Each entry below should be echoed exactly, with pictures omitted.

> **GIVEN DATA**:
· · · · · · ·
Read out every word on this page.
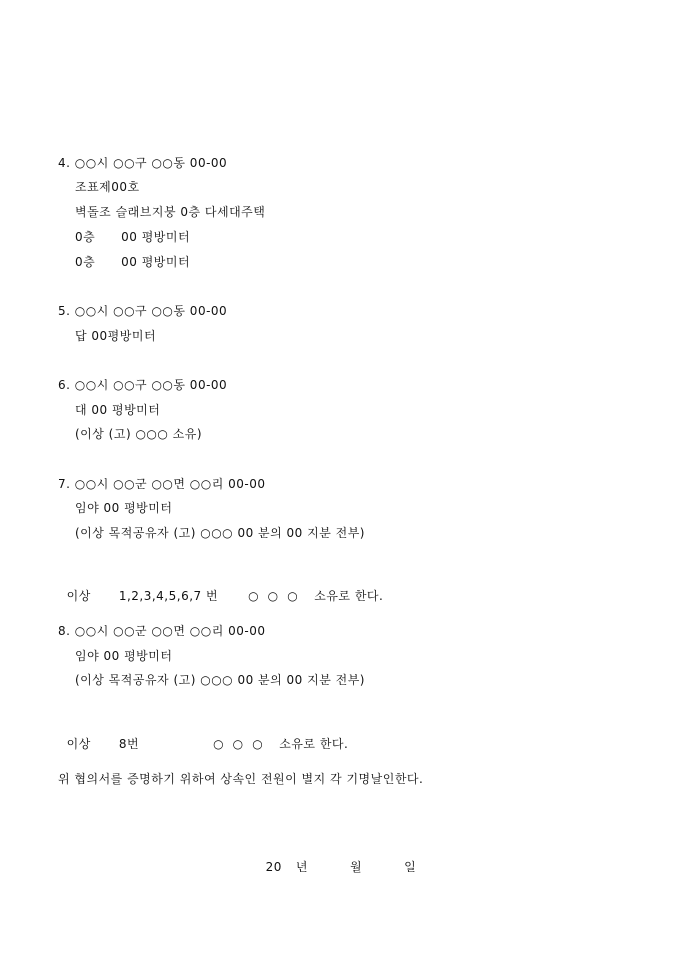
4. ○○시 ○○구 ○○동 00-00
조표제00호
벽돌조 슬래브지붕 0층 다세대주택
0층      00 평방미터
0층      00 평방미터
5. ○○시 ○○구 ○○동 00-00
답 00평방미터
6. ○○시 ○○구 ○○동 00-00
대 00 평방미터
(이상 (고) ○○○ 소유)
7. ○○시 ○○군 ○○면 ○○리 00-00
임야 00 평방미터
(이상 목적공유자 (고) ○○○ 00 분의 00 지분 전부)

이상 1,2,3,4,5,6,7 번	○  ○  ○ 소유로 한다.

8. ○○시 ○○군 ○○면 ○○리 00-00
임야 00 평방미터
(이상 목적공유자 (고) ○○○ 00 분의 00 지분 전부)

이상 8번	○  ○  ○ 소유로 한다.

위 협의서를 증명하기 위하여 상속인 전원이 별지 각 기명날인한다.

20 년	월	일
· · · · · · ·
> **WRITTEN ANSWER**:
Read out every word on this page.
4. ○○시 ○○구 ○○동 00-00
조표제00호
벽돌조 슬래브지붕 0층 다세대주택
0층      00 평방미터
0층      00 평방미터
5. ○○시 ○○구 ○○동 00-00
답 00평방미터
6. ○○시 ○○구 ○○동 00-00
대 00 평방미터
(이상 (고) ○○○ 소유)
7. ○○시 ○○군 ○○면 ○○리 00-00
임야 00 평방미터
(이상 목적공유자 (고) ○○○ 00 분의 00 지분 전부)

이상 1,2,3,4,5,6,7 번	○  ○  ○ 소유로 한다.

8. ○○시 ○○군 ○○면 ○○리 00-00
임야 00 평방미터
(이상 목적공유자 (고) ○○○ 00 분의 00 지분 전부)

이상 8번	○  ○  ○ 소유로 한다.

위 협의서를 증명하기 위하여 상속인 전원이 별지 각 기명날인한다.

20 년	월	일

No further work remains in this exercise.